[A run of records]
---------------

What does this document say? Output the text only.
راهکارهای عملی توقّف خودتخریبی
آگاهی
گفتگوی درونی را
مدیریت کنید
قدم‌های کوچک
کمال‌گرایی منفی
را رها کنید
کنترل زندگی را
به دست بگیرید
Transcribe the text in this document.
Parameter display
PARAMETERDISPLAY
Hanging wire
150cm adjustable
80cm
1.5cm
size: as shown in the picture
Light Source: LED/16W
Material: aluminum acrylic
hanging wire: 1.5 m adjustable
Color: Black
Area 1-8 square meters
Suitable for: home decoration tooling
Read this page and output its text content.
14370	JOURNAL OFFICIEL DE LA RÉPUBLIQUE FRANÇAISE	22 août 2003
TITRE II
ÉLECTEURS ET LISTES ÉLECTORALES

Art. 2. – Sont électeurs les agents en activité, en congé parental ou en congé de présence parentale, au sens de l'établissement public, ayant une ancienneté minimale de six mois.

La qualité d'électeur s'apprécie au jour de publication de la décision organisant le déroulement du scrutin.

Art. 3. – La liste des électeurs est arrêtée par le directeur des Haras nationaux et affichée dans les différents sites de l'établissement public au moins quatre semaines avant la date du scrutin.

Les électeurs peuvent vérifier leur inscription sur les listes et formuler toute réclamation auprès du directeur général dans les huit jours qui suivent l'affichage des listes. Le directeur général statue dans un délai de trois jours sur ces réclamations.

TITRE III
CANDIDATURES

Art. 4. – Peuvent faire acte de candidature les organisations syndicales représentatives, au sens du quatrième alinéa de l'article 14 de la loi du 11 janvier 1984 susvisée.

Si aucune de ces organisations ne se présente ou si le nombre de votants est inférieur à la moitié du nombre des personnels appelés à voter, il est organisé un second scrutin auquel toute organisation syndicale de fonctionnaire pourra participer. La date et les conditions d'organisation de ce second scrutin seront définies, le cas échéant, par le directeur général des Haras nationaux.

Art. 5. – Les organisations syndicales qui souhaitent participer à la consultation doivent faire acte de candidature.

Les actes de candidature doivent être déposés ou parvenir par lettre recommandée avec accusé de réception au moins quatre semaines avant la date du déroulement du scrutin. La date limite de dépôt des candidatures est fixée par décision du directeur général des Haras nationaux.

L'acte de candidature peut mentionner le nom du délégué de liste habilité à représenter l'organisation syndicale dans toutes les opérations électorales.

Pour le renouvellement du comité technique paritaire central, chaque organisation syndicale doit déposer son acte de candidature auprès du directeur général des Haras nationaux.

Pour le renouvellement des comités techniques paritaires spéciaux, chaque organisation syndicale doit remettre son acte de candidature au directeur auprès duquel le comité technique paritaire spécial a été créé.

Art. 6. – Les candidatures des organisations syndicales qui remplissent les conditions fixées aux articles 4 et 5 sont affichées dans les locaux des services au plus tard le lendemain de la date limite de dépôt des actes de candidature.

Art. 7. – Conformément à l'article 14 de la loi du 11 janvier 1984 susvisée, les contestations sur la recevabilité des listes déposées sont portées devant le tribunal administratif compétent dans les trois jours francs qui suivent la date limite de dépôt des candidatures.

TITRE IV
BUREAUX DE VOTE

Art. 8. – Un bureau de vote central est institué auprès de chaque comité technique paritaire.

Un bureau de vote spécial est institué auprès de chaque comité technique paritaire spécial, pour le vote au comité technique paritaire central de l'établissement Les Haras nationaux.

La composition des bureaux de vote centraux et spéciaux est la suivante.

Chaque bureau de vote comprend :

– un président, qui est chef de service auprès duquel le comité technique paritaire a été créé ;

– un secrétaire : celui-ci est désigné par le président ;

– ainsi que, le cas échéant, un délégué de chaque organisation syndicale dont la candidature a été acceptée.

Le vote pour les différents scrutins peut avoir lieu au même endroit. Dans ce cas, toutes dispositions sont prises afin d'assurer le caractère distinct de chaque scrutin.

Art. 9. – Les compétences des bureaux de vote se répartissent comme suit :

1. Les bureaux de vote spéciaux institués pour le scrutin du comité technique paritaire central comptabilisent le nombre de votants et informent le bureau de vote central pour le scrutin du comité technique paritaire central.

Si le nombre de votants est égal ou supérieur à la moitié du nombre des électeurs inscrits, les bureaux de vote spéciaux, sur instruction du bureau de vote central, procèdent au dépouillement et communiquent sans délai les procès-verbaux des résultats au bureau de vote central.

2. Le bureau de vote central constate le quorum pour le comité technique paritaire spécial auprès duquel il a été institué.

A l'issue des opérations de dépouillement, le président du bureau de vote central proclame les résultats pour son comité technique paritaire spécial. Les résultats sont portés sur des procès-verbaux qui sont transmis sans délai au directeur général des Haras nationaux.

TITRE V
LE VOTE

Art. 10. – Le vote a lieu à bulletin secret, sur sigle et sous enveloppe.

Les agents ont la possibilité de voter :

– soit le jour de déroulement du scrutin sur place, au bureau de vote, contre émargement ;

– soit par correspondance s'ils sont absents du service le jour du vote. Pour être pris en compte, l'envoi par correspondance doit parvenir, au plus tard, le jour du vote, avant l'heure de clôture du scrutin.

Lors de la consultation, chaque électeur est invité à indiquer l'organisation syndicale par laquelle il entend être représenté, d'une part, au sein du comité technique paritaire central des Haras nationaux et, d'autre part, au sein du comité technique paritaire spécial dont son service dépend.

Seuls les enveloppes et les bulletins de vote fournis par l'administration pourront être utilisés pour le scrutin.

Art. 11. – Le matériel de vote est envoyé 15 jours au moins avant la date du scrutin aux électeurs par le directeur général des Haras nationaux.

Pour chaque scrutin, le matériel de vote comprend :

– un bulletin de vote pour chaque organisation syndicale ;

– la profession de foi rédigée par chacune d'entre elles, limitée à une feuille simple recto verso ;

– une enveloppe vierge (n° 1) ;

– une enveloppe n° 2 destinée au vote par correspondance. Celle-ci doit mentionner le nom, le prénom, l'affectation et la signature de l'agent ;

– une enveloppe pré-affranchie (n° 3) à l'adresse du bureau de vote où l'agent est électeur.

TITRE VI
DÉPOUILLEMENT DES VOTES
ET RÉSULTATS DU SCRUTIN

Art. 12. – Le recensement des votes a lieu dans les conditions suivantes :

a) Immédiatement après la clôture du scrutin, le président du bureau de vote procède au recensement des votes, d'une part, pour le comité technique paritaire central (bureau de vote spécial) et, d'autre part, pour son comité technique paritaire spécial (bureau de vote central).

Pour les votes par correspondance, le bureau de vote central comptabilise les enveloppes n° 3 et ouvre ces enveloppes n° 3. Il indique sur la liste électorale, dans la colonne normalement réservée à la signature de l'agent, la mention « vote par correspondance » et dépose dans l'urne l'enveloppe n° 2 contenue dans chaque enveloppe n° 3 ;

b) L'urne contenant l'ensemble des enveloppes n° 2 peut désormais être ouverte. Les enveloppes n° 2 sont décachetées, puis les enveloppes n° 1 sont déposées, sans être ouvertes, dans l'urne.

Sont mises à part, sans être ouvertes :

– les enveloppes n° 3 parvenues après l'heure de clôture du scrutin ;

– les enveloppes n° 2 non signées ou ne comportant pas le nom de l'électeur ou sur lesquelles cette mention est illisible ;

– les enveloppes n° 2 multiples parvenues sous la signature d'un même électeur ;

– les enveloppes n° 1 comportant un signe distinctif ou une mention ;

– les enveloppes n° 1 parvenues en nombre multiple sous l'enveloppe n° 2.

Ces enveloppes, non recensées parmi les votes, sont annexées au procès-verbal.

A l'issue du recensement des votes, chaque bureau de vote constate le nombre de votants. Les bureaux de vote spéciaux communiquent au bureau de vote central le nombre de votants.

---------------

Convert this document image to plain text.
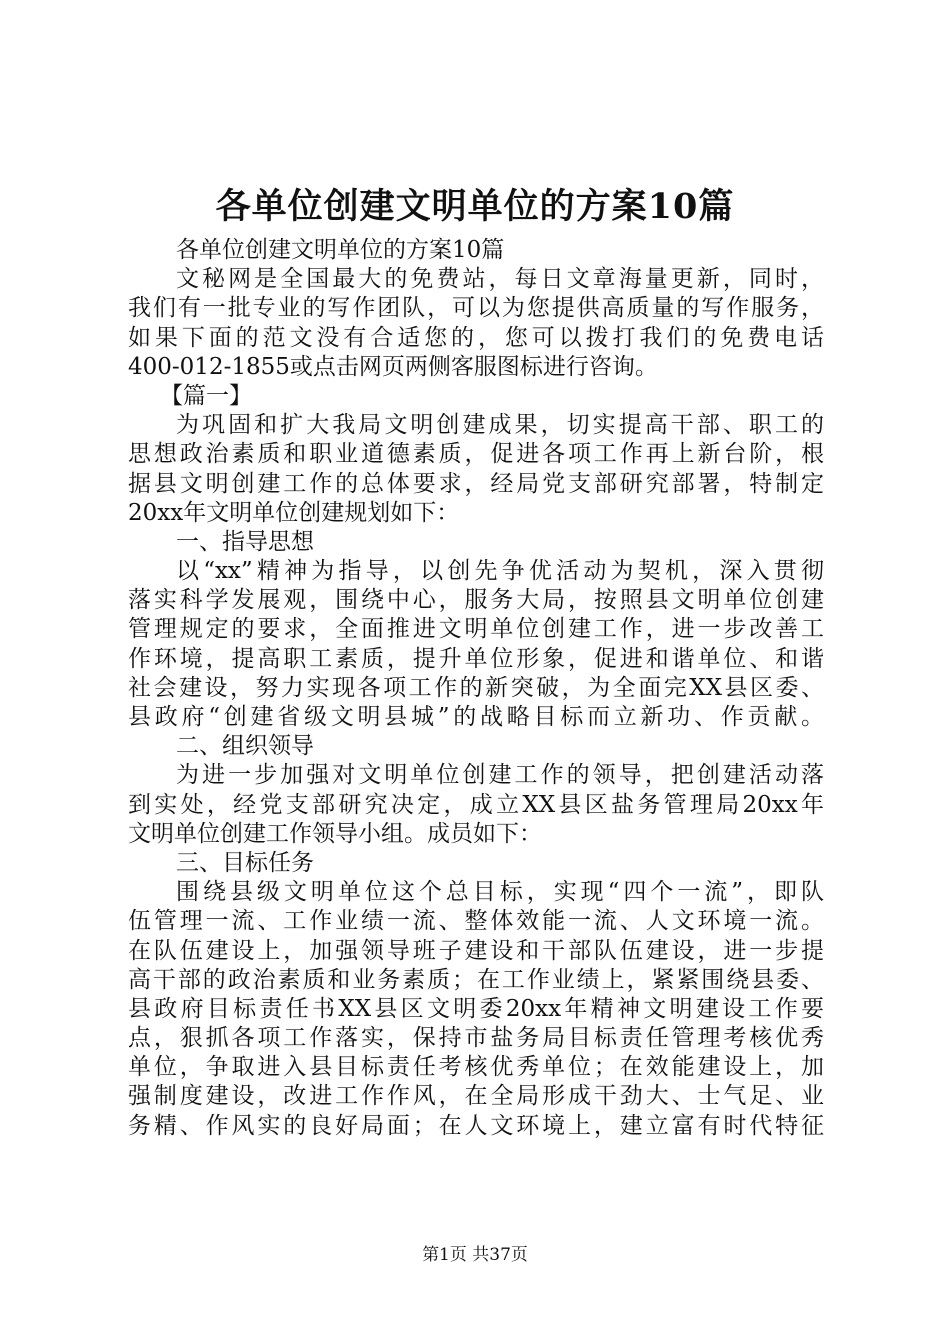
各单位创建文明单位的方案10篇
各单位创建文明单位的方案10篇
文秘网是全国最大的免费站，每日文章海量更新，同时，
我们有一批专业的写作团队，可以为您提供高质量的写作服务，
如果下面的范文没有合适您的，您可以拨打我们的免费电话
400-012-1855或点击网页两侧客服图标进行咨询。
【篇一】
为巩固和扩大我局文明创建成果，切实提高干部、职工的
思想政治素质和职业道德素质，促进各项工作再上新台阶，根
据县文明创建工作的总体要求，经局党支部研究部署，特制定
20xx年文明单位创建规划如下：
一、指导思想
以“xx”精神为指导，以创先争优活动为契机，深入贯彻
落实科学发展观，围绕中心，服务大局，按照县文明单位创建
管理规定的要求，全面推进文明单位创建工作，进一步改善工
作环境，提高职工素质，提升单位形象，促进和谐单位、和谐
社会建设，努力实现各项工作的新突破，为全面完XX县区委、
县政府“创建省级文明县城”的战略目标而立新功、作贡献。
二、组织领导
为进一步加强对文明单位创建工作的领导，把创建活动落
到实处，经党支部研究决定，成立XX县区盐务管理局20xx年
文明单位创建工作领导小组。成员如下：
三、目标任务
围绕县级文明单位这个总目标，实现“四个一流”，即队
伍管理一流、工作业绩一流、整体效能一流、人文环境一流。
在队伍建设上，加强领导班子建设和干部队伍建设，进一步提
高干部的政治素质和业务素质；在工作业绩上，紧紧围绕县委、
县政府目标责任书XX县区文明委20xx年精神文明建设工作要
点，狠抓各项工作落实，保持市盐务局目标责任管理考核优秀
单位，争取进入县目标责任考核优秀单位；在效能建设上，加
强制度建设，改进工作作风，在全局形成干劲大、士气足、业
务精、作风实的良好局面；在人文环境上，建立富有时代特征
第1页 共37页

---------------

** TASK STATEMENT **
Across the material above, count every line holding "suivent" and write down only the number.

** REPLY TO THE EXERCISE **
2